*TRECHO DO TEXTO:*
----------------
E após dias de combate, a guerra segue seu curso desumano. Estamos em março. Reuniões de representantes da Rússia e da Ucrânia se sucedem, quase diariamente, sem perspectiva de acordo. O invasor quer tudo, a submissão total, o reconhecimento de todas as suas demandas.
O agredido tenta manter sua dignidade, sua terra, seus limites. Sua liberdade de escolha. Onde está a força da linguagem nas reuniões de acordo de paz? Não foi através dela que saímos da comunicação animal, instintiva, irracional? Onde está o homem consciente de tudo que já viveu na primeira e segunda guerra mundial? Onde está o respeito humano, principalmente por civis, idosos e crianças? Onde está a preservação das obras de arte, museus, esculturas protegidas por sacos de areia, da insanidade? E o risco de destruição da casa Gorodetsky (Casa das Quimeras), a catedral belíssima de Santa Sofia?
E a fé? Igrejas bombardeadas, mosteiros? O que dizer do ato de atacar hospitais, sequestrar médicos e pacientes? Atingir até um hospital psiquiátrico, onde a razão passa ao largo?
E os campos produtores de grãos, e até como na Rússia, as extensas plantações de Girassol? Nada ou ninguém serão suficientes para deter um só homem? Que anti-heroi é esse, que se empodera dos mais fragilizados, que não estão no front?
“O homem é o lobo do homem” (Hobbes).
É difícil reconhecer em cada um de nós, que estamos distantes da perfeição e da bondade... que existe a falha, e sobre ela Lacan nos ilumina. Os próprios combatentes russos, sacrificam suas vidas, pela “falha” do líder.
----------------
*TAREFAS A REALIZAR:*
1: Em que mês se passa o texto sobre a guerra?
2: O que, segundo o texto sobre a guerra, o agredido tenta manter? Liste tudo.
3: Dê seguimento ao texto sobre a guerra a partir do ponto em que ele termina.
Não é preciso consultar os registros.

*DADOS:*
----------------
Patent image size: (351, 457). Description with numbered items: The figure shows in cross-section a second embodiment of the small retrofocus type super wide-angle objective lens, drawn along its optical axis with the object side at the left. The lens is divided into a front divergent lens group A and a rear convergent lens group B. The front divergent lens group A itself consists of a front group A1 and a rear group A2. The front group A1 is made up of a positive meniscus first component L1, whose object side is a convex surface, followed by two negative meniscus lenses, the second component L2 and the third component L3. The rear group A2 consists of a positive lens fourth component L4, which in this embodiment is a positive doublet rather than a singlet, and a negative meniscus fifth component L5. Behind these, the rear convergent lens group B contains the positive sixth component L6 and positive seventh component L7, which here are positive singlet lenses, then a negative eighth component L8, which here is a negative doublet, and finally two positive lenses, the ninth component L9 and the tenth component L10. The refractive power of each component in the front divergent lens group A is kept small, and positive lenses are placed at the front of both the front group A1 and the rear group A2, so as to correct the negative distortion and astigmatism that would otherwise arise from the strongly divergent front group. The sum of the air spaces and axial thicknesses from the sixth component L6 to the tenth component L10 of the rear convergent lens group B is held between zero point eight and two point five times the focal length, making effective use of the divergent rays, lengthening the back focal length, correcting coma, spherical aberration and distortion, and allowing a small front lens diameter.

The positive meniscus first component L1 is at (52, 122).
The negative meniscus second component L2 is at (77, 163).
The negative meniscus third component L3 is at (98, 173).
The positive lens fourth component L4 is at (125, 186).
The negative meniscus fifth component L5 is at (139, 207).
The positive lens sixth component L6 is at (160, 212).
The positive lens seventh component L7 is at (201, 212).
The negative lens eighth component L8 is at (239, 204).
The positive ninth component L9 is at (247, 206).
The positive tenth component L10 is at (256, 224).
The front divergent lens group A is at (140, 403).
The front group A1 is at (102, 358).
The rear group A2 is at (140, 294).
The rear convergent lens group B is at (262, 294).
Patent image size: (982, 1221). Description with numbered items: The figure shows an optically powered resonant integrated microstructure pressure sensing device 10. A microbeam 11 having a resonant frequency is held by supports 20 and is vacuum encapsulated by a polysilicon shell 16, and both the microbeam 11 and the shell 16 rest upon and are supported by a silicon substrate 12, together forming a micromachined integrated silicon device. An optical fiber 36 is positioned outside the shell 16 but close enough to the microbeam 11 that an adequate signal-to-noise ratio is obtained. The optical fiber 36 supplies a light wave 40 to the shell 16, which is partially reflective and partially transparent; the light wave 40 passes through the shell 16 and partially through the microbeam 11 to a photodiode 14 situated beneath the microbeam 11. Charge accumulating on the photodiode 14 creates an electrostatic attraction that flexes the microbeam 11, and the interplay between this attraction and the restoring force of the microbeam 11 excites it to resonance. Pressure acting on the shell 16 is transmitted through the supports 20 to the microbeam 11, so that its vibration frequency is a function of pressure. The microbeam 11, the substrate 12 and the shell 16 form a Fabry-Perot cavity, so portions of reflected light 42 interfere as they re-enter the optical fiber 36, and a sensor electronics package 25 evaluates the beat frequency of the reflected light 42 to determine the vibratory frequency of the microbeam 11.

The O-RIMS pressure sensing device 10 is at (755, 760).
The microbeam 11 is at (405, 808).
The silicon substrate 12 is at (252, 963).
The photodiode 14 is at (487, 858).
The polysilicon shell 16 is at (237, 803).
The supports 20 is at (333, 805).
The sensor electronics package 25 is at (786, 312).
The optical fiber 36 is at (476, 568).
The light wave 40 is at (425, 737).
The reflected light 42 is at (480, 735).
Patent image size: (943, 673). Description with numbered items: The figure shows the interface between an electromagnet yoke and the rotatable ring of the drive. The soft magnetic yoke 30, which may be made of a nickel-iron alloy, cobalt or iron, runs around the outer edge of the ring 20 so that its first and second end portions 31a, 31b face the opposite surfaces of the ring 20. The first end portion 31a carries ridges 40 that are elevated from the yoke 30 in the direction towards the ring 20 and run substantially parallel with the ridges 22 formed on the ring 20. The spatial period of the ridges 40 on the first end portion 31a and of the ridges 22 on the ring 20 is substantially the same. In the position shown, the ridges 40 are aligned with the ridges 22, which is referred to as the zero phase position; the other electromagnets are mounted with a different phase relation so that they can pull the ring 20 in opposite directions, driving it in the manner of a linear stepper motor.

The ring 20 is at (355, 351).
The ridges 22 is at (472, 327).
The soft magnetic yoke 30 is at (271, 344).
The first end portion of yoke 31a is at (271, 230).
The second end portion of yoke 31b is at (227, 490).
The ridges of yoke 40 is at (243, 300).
----------------
*RESPOSTAS DAS ATIVIDADES:*
1: Em março.

2: Sua dignidade, sua terra, seus limites e sua liberdade de escolha.

3:
Um jovem soldado ucraniano, expondo-se às bombas e mísseis inimigos, entra numa pequena casa, semidestruída, para salvar uma mulher e seus filhos pequenos. Seu ato de bravura, foi filmado e divulgado pelos meios de comunicação. A criança menor, uma menininha, faz perguntas ao rapaz, sobre o que seria o seu capacete...ele delicadamente responde. Mas, na saída apressada ele diz à mulher: Solte o cachorro! E partiram... O que se poderia pensar? Um ato de caridade, para que livre, o animal sobrevivesse ao fogo das armas, à sede, fome, abandono?
Assim estão todos...à espera de um milagre, de um Anjo Salvador que restitua a identidade, o lar, a vida!
“Ninguém é dono de sua felicidade, por isso não entregue a sala alegria, a sua paz, sua vida, nas mãos de ninguém, absolutamente ninguém” (Aristóteles)
A coragem de cada morador ucraniano, fala da impotência de todos nós diante da iminente fatalidade. Enfrentam com dignidade e amor pelo país, com um líder improvável, que se humaniza, e se agiganta.
Continua a chover na Ucrânia. A neve cai, um cenário belo e trágico. Um frio intenso perpassa os corpos dos que lutam e dos que se escondem. O frio que também constitui o coração do invasor.
No solo, o verde dá lugar ao cinza da lama, e do que é queimado junto. Nas depressões causadas pelos mísseis e bombas, cai lágrima e sangue inocente. Kiev, se prepara para o provável embate final. E, enquanto espera, todos nós questionamos repetidas vezes: Por quê, Por Quê?
“A guerra é um massacre entre pessoas que não se conhecem para proveito de pessoas que se conhecem, mas não se massacram” (Paul Valéry).